== STORED DATA ==
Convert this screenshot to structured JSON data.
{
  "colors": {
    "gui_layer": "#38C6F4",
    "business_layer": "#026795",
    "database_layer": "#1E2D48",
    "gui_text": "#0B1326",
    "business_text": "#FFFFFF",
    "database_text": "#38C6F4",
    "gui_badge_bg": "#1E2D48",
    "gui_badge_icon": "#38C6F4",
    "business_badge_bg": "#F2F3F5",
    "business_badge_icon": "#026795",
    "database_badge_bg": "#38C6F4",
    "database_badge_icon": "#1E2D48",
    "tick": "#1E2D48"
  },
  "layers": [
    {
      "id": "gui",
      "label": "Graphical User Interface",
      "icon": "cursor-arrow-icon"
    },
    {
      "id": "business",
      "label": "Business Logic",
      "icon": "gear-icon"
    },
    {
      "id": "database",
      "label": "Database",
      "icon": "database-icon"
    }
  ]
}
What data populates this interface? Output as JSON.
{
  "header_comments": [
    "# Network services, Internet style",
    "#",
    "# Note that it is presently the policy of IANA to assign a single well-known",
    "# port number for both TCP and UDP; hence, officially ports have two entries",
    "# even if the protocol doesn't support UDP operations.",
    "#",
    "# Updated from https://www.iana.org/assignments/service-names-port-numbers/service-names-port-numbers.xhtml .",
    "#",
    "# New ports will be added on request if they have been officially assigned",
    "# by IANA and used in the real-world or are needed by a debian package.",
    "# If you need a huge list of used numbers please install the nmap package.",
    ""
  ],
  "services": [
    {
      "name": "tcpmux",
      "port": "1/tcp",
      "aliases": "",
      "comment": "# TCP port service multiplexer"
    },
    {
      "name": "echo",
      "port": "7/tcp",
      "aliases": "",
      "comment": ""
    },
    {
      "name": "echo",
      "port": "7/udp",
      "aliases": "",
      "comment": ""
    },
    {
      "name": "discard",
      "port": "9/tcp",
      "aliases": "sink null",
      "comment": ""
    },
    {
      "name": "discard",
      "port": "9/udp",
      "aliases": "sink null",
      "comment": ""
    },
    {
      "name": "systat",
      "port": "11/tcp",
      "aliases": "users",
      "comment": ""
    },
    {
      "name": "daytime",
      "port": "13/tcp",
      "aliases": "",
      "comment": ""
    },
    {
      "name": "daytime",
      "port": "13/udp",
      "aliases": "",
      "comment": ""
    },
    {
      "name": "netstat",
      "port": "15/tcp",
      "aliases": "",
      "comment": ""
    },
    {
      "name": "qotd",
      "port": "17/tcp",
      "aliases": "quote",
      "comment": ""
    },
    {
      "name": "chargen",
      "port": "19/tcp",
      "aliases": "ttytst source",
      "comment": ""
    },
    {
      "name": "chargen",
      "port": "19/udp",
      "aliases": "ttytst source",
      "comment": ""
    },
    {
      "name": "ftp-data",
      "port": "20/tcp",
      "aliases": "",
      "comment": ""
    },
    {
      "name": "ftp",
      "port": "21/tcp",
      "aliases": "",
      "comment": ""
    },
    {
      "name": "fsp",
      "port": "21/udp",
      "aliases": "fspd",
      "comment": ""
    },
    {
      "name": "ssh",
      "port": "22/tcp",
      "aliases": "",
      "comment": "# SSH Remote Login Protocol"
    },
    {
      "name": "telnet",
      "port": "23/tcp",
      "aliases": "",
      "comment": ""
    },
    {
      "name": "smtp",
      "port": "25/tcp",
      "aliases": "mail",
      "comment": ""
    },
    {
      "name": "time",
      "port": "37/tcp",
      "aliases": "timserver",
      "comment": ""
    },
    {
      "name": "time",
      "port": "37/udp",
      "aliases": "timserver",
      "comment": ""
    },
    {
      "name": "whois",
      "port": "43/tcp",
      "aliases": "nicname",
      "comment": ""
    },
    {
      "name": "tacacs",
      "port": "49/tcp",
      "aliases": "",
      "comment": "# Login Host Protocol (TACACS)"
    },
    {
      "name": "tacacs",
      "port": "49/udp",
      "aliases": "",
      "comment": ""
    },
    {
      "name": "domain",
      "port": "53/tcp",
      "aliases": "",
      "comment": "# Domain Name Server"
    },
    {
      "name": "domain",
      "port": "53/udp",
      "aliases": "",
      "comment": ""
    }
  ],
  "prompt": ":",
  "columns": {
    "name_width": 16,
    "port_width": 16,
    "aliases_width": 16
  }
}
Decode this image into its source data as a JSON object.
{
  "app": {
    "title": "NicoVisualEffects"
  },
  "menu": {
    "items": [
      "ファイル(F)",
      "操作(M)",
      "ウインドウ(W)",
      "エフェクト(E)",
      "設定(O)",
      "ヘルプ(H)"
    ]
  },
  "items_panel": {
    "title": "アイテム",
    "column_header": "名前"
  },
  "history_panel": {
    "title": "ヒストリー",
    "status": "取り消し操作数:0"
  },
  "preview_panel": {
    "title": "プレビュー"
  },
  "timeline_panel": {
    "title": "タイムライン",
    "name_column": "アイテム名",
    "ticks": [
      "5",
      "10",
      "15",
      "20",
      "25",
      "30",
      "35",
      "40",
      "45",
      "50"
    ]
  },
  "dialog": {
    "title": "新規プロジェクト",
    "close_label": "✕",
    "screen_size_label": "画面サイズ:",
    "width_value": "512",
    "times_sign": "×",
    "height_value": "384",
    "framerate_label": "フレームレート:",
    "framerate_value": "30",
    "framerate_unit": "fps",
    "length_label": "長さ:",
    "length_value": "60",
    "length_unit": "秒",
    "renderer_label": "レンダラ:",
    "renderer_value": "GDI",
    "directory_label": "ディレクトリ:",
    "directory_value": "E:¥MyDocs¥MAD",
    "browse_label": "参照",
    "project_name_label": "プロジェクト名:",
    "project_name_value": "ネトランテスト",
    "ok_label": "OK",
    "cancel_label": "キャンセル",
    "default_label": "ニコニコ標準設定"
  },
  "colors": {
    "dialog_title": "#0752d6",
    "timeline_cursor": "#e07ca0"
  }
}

== PROBLEM TO WORK ON ==
Repeat the entries exactly, all of them.

== TASK RESULT ==
Convert this screenshot to structured JSON data.
{
  "colors": {
    "gui_layer": "#38C6F4",
    "business_layer": "#026795",
    "database_layer": "#1E2D48",
    "gui_text": "#0B1326",
    "business_text": "#FFFFFF",
    "database_text": "#38C6F4",
    "gui_badge_bg": "#1E2D48",
    "gui_badge_icon": "#38C6F4",
    "business_badge_bg": "#F2F3F5",
    "business_badge_icon": "#026795",
    "database_badge_bg": "#38C6F4",
    "database_badge_icon": "#1E2D48",
    "tick": "#1E2D48"
  },
  "layers": [
    {
      "id": "gui",
      "label": "Graphical User Interface",
      "icon": "cursor-arrow-icon"
    },
    {
      "id": "business",
      "label": "Business Logic",
      "icon": "gear-icon"
    },
    {
      "id": "database",
      "label": "Database",
      "icon": "database-icon"
    }
  ]
}
What data populates this interface? Output as JSON.
{
  "header_comments": [
    "# Network services, Internet style",
    "#",
    "# Note that it is presently the policy of IANA to assign a single well-known",
    "# port number for both TCP and UDP; hence, officially ports have two entries",
    "# even if the protocol doesn't support UDP operations.",
    "#",
    "# Updated from https://www.iana.org/assignments/service-names-port-numbers/service-names-port-numbers.xhtml .",
    "#",
    "# New ports will be added on request if they have been officially assigned",
    "# by IANA and used in the real-world or are needed by a debian package.",
    "# If you need a huge list of used numbers please install the nmap package.",
    ""
  ],
  "services": [
    {
      "name": "tcpmux",
      "port": "1/tcp",
      "aliases": "",
      "comment": "# TCP port service multiplexer"
    },
    {
      "name": "echo",
      "port": "7/tcp",
      "aliases": "",
      "comment": ""
    },
    {
      "name": "echo",
      "port": "7/udp",
      "aliases": "",
      "comment": ""
    },
    {
      "name": "discard",
      "port": "9/tcp",
      "aliases": "sink null",
      "comment": ""
    },
    {
      "name": "discard",
      "port": "9/udp",
      "aliases": "sink null",
      "comment": ""
    },
    {
      "name": "systat",
      "port": "11/tcp",
      "aliases": "users",
      "comment": ""
    },
    {
      "name": "daytime",
      "port": "13/tcp",
      "aliases": "",
      "comment": ""
    },
    {
      "name": "daytime",
      "port": "13/udp",
      "aliases": "",
      "comment": ""
    },
    {
      "name": "netstat",
      "port": "15/tcp",
      "aliases": "",
      "comment": ""
    },
    {
      "name": "qotd",
      "port": "17/tcp",
      "aliases": "quote",
      "comment": ""
    },
    {
      "name": "chargen",
      "port": "19/tcp",
      "aliases": "ttytst source",
      "comment": ""
    },
    {
      "name": "chargen",
      "port": "19/udp",
      "aliases": "ttytst source",
      "comment": ""
    },
    {
      "name": "ftp-data",
      "port": "20/tcp",
      "aliases": "",
      "comment": ""
    },
    {
      "name": "ftp",
      "port": "21/tcp",
      "aliases": "",
      "comment": ""
    },
    {
      "name": "fsp",
      "port": "21/udp",
      "aliases": "fspd",
      "comment": ""
    },
    {
      "name": "ssh",
      "port": "22/tcp",
      "aliases": "",
      "comment": "# SSH Remote Login Protocol"
    },
    {
      "name": "telnet",
      "port": "23/tcp",
      "aliases": "",
      "comment": ""
    },
    {
      "name": "smtp",
      "port": "25/tcp",
      "aliases": "mail",
      "comment": ""
    },
    {
      "name": "time",
      "port": "37/tcp",
      "aliases": "timserver",
      "comment": ""
    },
    {
      "name": "time",
      "port": "37/udp",
      "aliases": "timserver",
      "comment": ""
    },
    {
      "name": "whois",
      "port": "43/tcp",
      "aliases": "nicname",
      "comment": ""
    },
    {
      "name": "tacacs",
      "port": "49/tcp",
      "aliases": "",
      "comment": "# Login Host Protocol (TACACS)"
    },
    {
      "name": "tacacs",
      "port": "49/udp",
      "aliases": "",
      "comment": ""
    },
    {
      "name": "domain",
      "port": "53/tcp",
      "aliases": "",
      "comment": "# Domain Name Server"
    },
    {
      "name": "domain",
      "port": "53/udp",
      "aliases": "",
      "comment": ""
    }
  ],
  "prompt": ":",
  "columns": {
    "name_width": 16,
    "port_width": 16,
    "aliases_width": 16
  }
}
Decode this image into its source data as a JSON object.
{
  "app": {
    "title": "NicoVisualEffects"
  },
  "menu": {
    "items": [
      "ファイル(F)",
      "操作(M)",
      "ウインドウ(W)",
      "エフェクト(E)",
      "設定(O)",
      "ヘルプ(H)"
    ]
  },
  "items_panel": {
    "title": "アイテム",
    "column_header": "名前"
  },
  "history_panel": {
    "title": "ヒストリー",
    "status": "取り消し操作数:0"
  },
  "preview_panel": {
    "title": "プレビュー"
  },
  "timeline_panel": {
    "title": "タイムライン",
    "name_column": "アイテム名",
    "ticks": [
      "5",
      "10",
      "15",
      "20",
      "25",
      "30",
      "35",
      "40",
      "45",
      "50"
    ]
  },
  "dialog": {
    "title": "新規プロジェクト",
    "close_label": "✕",
    "screen_size_label": "画面サイズ:",
    "width_value": "512",
    "times_sign": "×",
    "height_value": "384",
    "framerate_label": "フレームレート:",
    "framerate_value": "30",
    "framerate_unit": "fps",
    "length_label": "長さ:",
    "length_value": "60",
    "length_unit": "秒",
    "renderer_label": "レンダラ:",
    "renderer_value": "GDI",
    "directory_label": "ディレクトリ:",
    "directory_value": "E:¥MyDocs¥MAD",
    "browse_label": "参照",
    "project_name_label": "プロジェクト名:",
    "project_name_value": "ネトランテスト",
    "ok_label": "OK",
    "cancel_label": "キャンセル",
    "default_label": "ニコニコ標準設定"
  },
  "colors": {
    "dialog_title": "#0752d6",
    "timeline_cursor": "#e07ca0"
  }
}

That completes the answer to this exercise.